> **Data records**
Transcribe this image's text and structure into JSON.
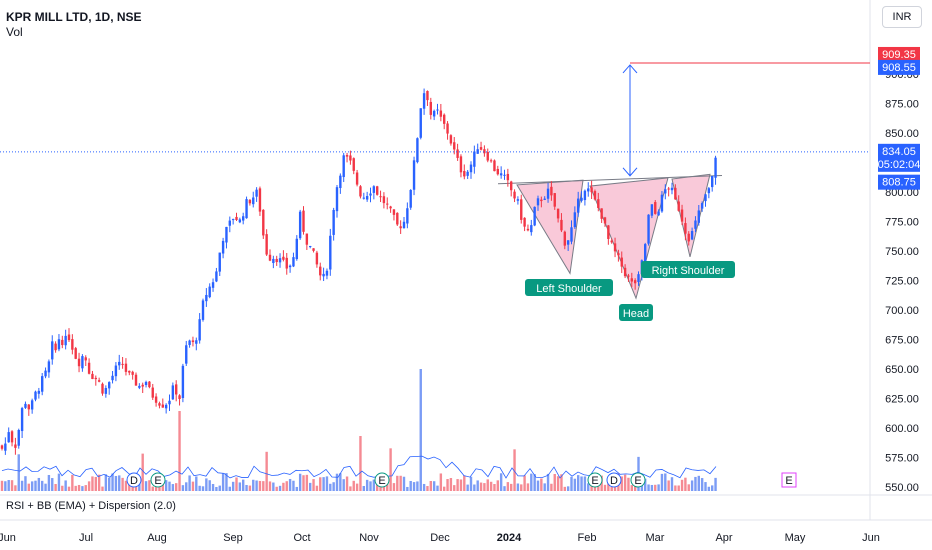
{
  "header": {
    "symbol": "KPR MILL LTD, 1D, NSE",
    "volume_label": "Vol",
    "currency_button": "INR",
    "indicator_label": "RSI + BB (EMA) + Dispersion (2.0)"
  },
  "chart_data": {
    "type": "candlestick",
    "title": "KPR MILL LTD, 1D, NSE",
    "ylim": [
      545,
      935
    ],
    "y_ticks": [
      550,
      575,
      600,
      625,
      650,
      675,
      700,
      725,
      750,
      775,
      800,
      825,
      850,
      875,
      900
    ],
    "y_tick_labels": [
      "550.00",
      "575.00",
      "600.00",
      "625.00",
      "650.00",
      "675.00",
      "700.00",
      "725.00",
      "750.00",
      "775.00",
      "800.00",
      "825.00",
      "850.00",
      "875.00",
      "900.00"
    ],
    "x_ticks": [
      "Jun",
      "Jul",
      "Aug",
      "Sep",
      "Oct",
      "Nov",
      "Dec",
      "2024",
      "Feb",
      "Mar",
      "Apr",
      "May",
      "Jun"
    ],
    "price_labels": [
      {
        "value": 909.35,
        "text": "909.35",
        "color": "#f23645"
      },
      {
        "value": 908.55,
        "text": "908.55",
        "color": "#2962ff"
      },
      {
        "value": 834.05,
        "text": "834.05",
        "sub": "05:02:04",
        "color": "#2962ff"
      },
      {
        "value": 808.75,
        "text": "808.75",
        "color": "#2962ff"
      }
    ],
    "pattern": {
      "left_shoulder_label": "Left Shoulder",
      "head_label": "Head",
      "right_shoulder_label": "Right Shoulder",
      "neckline": [
        [
          498,
          807
        ],
        [
          722,
          814
        ]
      ],
      "left_shoulder": [
        [
          517,
          806
        ],
        [
          570,
          731
        ],
        [
          583,
          810
        ]
      ],
      "head": [
        [
          590,
          805
        ],
        [
          636,
          710
        ],
        [
          668,
          812
        ]
      ],
      "right_shoulder": [
        [
          672,
          811
        ],
        [
          690,
          745
        ],
        [
          710,
          815
        ]
      ],
      "target_level": 909.35
    },
    "event_markers": [
      "D",
      "E",
      "E",
      "E",
      "D",
      "E",
      "E"
    ],
    "colors": {
      "up": "#2962ff",
      "down": "#f23645",
      "pattern_fill": "#f8bbd0",
      "label_bg": "#089981"
    },
    "anchors": [
      [
        0,
        585
      ],
      [
        4,
        580
      ],
      [
        8,
        600
      ],
      [
        12,
        590
      ],
      [
        16,
        585
      ],
      [
        20,
        605
      ],
      [
        24,
        625
      ],
      [
        30,
        615
      ],
      [
        36,
        630
      ],
      [
        42,
        640
      ],
      [
        48,
        650
      ],
      [
        52,
        670
      ],
      [
        56,
        665
      ],
      [
        60,
        680
      ],
      [
        64,
        670
      ],
      [
        68,
        680
      ],
      [
        72,
        670
      ],
      [
        76,
        660
      ],
      [
        80,
        655
      ],
      [
        84,
        665
      ],
      [
        88,
        650
      ],
      [
        92,
        645
      ],
      [
        98,
        640
      ],
      [
        104,
        630
      ],
      [
        110,
        640
      ],
      [
        116,
        650
      ],
      [
        122,
        655
      ],
      [
        128,
        645
      ],
      [
        134,
        640
      ],
      [
        140,
        635
      ],
      [
        146,
        640
      ],
      [
        150,
        630
      ],
      [
        156,
        625
      ],
      [
        162,
        620
      ],
      [
        168,
        622
      ],
      [
        174,
        635
      ],
      [
        180,
        625
      ],
      [
        184,
        660
      ],
      [
        188,
        675
      ],
      [
        194,
        670
      ],
      [
        200,
        690
      ],
      [
        204,
        710
      ],
      [
        210,
        720
      ],
      [
        216,
        730
      ],
      [
        222,
        760
      ],
      [
        228,
        770
      ],
      [
        234,
        780
      ],
      [
        240,
        775
      ],
      [
        246,
        790
      ],
      [
        252,
        795
      ],
      [
        258,
        800
      ],
      [
        262,
        770
      ],
      [
        266,
        750
      ],
      [
        270,
        745
      ],
      [
        276,
        745
      ],
      [
        282,
        740
      ],
      [
        288,
        735
      ],
      [
        294,
        745
      ],
      [
        300,
        780
      ],
      [
        306,
        760
      ],
      [
        312,
        750
      ],
      [
        318,
        735
      ],
      [
        322,
        725
      ],
      [
        326,
        730
      ],
      [
        330,
        760
      ],
      [
        334,
        790
      ],
      [
        338,
        810
      ],
      [
        344,
        830
      ],
      [
        350,
        825
      ],
      [
        356,
        810
      ],
      [
        362,
        795
      ],
      [
        368,
        800
      ],
      [
        374,
        805
      ],
      [
        380,
        795
      ],
      [
        386,
        790
      ],
      [
        392,
        780
      ],
      [
        398,
        770
      ],
      [
        404,
        775
      ],
      [
        410,
        800
      ],
      [
        416,
        835
      ],
      [
        420,
        870
      ],
      [
        424,
        885
      ],
      [
        428,
        880
      ],
      [
        432,
        860
      ],
      [
        436,
        870
      ],
      [
        442,
        860
      ],
      [
        448,
        850
      ],
      [
        454,
        835
      ],
      [
        460,
        820
      ],
      [
        466,
        815
      ],
      [
        472,
        825
      ],
      [
        478,
        840
      ],
      [
        484,
        835
      ],
      [
        488,
        830
      ],
      [
        494,
        820
      ],
      [
        500,
        815
      ],
      [
        506,
        810
      ],
      [
        512,
        800
      ],
      [
        518,
        790
      ],
      [
        524,
        770
      ],
      [
        530,
        765
      ],
      [
        536,
        790
      ],
      [
        542,
        795
      ],
      [
        548,
        800
      ],
      [
        554,
        790
      ],
      [
        560,
        770
      ],
      [
        566,
        755
      ],
      [
        572,
        770
      ],
      [
        578,
        790
      ],
      [
        584,
        805
      ],
      [
        590,
        800
      ],
      [
        596,
        790
      ],
      [
        602,
        780
      ],
      [
        608,
        760
      ],
      [
        614,
        750
      ],
      [
        620,
        740
      ],
      [
        626,
        730
      ],
      [
        632,
        722
      ],
      [
        638,
        725
      ],
      [
        642,
        740
      ],
      [
        646,
        760
      ],
      [
        650,
        790
      ],
      [
        656,
        780
      ],
      [
        660,
        790
      ],
      [
        664,
        800
      ],
      [
        668,
        805
      ],
      [
        672,
        800
      ],
      [
        676,
        790
      ],
      [
        680,
        785
      ],
      [
        684,
        770
      ],
      [
        690,
        760
      ],
      [
        696,
        775
      ],
      [
        702,
        790
      ],
      [
        708,
        800
      ],
      [
        712,
        810
      ],
      [
        716,
        834
      ]
    ]
  }
}
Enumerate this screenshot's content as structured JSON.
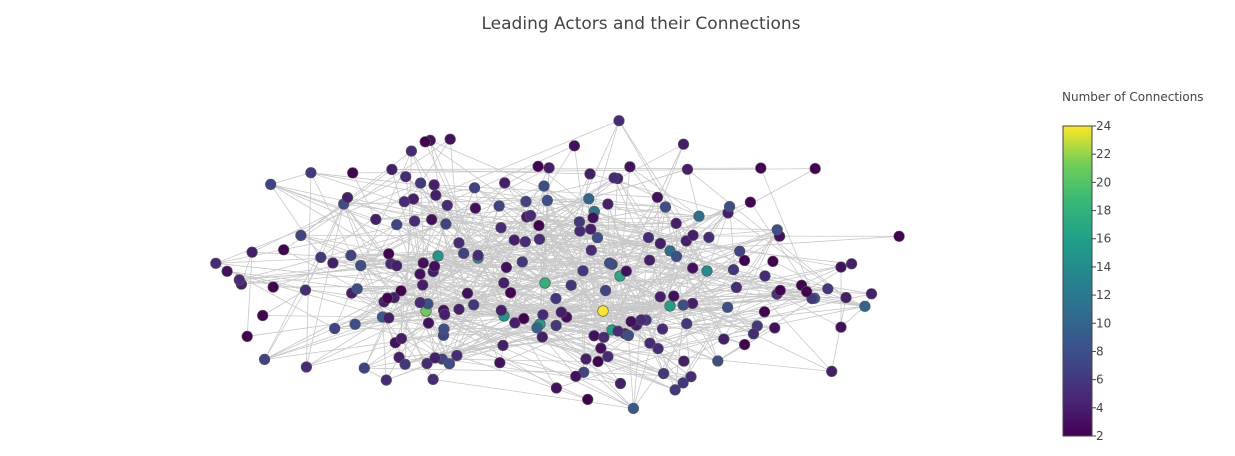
{
  "chart_data": {
    "type": "network",
    "title": "Leading Actors and their Connections",
    "colorbar": {
      "title": "Number of Connections",
      "range": [
        2,
        24
      ],
      "ticks": [
        2,
        4,
        6,
        8,
        10,
        12,
        14,
        16,
        18,
        20,
        22,
        24
      ],
      "colorscale": "Viridis"
    }
  }
}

> **Exercise objective**
Extract the run of lines from the line holding "Enumerate this screenshot's" through the final line of the material above, exactly and inclusively. Leave the pictures behind.

> **Task output**
Enumerate this screenshot's content as structured JSON.
{
  "chart_data": {
    "type": "network",
    "title": "Leading Actors and their Connections",
    "colorbar": {
      "title": "Number of Connections",
      "range": [
        2,
        24
      ],
      "ticks": [
        2,
        4,
        6,
        8,
        10,
        12,
        14,
        16,
        18,
        20,
        22,
        24
      ],
      "colorscale": "Viridis"
    }
  }
}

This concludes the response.